AIM => Copy every line that holds "berserakan".

EXERCISE INPUTS =>
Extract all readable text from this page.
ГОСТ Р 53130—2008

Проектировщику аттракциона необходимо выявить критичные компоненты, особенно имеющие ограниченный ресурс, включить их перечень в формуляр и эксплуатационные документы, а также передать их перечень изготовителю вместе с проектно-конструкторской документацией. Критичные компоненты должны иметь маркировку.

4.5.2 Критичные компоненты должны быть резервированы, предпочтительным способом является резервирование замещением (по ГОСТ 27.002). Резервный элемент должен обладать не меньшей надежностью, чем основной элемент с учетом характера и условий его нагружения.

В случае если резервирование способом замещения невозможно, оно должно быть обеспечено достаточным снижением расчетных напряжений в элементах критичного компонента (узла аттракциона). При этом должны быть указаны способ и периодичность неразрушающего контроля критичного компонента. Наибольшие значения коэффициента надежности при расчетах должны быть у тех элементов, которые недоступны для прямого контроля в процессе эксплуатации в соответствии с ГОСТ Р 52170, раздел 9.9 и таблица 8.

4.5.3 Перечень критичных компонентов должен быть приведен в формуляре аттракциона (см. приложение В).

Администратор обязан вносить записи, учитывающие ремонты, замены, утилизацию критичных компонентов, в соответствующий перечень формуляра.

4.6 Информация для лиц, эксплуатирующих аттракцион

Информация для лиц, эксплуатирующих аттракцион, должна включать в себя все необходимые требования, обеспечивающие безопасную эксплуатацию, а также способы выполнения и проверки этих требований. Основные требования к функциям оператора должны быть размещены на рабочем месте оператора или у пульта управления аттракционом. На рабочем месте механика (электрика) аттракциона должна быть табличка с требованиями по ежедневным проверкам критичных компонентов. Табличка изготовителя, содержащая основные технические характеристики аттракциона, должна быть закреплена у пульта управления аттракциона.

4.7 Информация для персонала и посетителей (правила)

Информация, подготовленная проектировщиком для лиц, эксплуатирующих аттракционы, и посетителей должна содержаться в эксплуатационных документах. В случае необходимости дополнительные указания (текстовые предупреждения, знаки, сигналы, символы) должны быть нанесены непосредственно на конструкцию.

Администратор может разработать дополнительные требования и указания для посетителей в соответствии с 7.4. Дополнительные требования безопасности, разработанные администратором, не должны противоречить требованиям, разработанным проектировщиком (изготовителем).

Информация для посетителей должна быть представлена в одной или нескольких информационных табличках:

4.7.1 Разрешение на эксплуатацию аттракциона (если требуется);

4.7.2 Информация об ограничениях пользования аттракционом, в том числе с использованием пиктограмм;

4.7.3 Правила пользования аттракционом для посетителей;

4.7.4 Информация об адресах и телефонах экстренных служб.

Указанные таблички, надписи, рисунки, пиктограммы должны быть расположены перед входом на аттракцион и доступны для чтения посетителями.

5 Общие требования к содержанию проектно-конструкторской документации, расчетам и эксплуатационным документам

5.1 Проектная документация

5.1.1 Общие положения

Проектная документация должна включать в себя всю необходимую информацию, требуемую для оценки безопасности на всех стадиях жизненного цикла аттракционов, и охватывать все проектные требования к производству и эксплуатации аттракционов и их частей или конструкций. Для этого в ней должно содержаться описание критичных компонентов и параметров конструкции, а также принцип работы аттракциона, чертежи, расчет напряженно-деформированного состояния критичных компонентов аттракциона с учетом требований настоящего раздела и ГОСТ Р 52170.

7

---

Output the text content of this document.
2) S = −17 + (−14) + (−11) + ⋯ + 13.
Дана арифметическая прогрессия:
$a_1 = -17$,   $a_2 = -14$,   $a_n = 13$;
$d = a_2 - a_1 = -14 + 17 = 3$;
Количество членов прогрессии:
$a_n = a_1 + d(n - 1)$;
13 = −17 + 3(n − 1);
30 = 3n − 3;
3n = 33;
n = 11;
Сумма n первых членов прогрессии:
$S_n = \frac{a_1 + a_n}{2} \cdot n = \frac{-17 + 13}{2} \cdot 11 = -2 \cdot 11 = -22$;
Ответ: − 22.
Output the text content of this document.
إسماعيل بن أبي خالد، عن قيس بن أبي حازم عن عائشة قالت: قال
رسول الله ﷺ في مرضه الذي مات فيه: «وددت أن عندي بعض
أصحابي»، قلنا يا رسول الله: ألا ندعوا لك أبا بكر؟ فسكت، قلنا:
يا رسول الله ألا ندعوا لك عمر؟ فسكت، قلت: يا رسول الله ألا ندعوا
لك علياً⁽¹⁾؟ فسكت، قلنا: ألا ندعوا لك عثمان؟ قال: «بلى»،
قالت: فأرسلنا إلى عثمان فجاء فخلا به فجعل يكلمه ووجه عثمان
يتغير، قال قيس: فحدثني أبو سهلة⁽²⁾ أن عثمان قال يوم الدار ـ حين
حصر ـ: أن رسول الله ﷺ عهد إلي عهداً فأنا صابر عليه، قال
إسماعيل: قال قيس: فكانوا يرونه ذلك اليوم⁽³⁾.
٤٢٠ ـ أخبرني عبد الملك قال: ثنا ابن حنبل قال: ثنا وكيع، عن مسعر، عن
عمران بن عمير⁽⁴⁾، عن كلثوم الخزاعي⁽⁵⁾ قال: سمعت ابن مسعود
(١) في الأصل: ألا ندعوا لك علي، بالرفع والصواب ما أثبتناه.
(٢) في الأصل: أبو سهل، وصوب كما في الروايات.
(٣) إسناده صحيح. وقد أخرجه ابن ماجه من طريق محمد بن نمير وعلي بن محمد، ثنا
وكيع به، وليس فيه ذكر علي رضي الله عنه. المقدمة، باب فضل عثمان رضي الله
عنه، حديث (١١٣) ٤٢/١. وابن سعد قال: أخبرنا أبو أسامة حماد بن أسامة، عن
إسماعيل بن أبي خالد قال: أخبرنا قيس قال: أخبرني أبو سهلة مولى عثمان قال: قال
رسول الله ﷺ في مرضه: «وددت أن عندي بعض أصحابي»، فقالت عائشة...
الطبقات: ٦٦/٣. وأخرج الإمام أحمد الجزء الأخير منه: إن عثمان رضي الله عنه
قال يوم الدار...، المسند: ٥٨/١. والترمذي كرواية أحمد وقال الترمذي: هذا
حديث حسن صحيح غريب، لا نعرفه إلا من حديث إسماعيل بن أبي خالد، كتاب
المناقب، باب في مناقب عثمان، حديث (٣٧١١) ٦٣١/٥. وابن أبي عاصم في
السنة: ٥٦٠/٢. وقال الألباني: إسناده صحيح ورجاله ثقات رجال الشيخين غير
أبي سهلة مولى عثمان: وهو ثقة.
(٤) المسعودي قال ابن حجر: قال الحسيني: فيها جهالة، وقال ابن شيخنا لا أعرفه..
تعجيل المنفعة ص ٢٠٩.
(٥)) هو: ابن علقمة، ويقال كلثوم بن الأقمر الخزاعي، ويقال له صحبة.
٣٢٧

...

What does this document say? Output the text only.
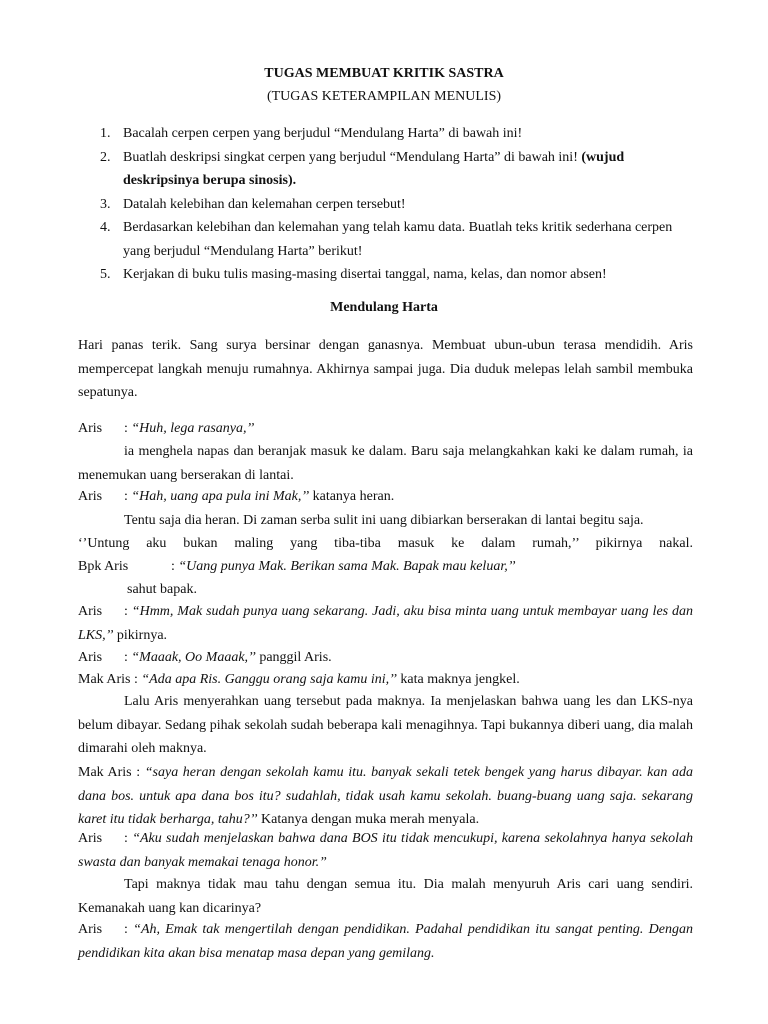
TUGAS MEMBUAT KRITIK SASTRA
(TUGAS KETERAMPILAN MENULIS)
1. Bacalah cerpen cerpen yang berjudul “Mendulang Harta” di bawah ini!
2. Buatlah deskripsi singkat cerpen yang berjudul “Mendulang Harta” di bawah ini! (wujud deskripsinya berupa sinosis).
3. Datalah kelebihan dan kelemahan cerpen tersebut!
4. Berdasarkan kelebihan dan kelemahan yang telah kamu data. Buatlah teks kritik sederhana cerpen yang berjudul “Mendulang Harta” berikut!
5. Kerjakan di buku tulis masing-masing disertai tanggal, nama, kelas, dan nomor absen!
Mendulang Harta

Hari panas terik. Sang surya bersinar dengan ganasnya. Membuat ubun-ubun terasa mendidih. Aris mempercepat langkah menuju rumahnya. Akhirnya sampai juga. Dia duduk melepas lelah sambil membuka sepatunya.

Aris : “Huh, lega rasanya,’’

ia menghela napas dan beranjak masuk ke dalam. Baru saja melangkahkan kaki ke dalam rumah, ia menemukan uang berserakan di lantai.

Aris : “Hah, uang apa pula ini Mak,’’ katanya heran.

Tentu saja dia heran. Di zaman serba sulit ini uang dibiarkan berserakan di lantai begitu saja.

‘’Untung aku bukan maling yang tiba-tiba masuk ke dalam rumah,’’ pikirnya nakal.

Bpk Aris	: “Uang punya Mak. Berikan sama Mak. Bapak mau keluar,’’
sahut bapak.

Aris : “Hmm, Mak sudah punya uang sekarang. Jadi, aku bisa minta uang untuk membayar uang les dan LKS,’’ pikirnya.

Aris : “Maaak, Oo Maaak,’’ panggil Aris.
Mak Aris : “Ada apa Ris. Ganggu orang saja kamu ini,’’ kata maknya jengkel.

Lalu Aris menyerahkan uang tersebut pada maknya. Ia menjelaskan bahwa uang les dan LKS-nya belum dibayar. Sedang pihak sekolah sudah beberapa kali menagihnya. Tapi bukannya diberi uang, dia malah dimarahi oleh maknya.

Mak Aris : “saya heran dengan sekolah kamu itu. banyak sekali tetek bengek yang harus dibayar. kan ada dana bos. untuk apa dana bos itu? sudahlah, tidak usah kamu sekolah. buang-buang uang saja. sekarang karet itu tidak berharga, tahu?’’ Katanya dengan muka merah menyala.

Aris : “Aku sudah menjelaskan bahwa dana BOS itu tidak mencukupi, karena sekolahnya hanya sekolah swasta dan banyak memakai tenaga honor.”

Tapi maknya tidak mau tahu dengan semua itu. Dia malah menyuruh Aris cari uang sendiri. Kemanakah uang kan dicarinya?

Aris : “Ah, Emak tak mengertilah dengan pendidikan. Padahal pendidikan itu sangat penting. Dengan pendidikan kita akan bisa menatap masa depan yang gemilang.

REPLY TO THE TASK =>
ia menghela napas dan beranjak masuk ke dalam. Baru saja melangkahkan kaki ke dalam rumah, ia menemukan uang berserakan di lantai.
Tentu saja dia heran. Di zaman serba sulit ini uang dibiarkan berserakan di lantai begitu saja.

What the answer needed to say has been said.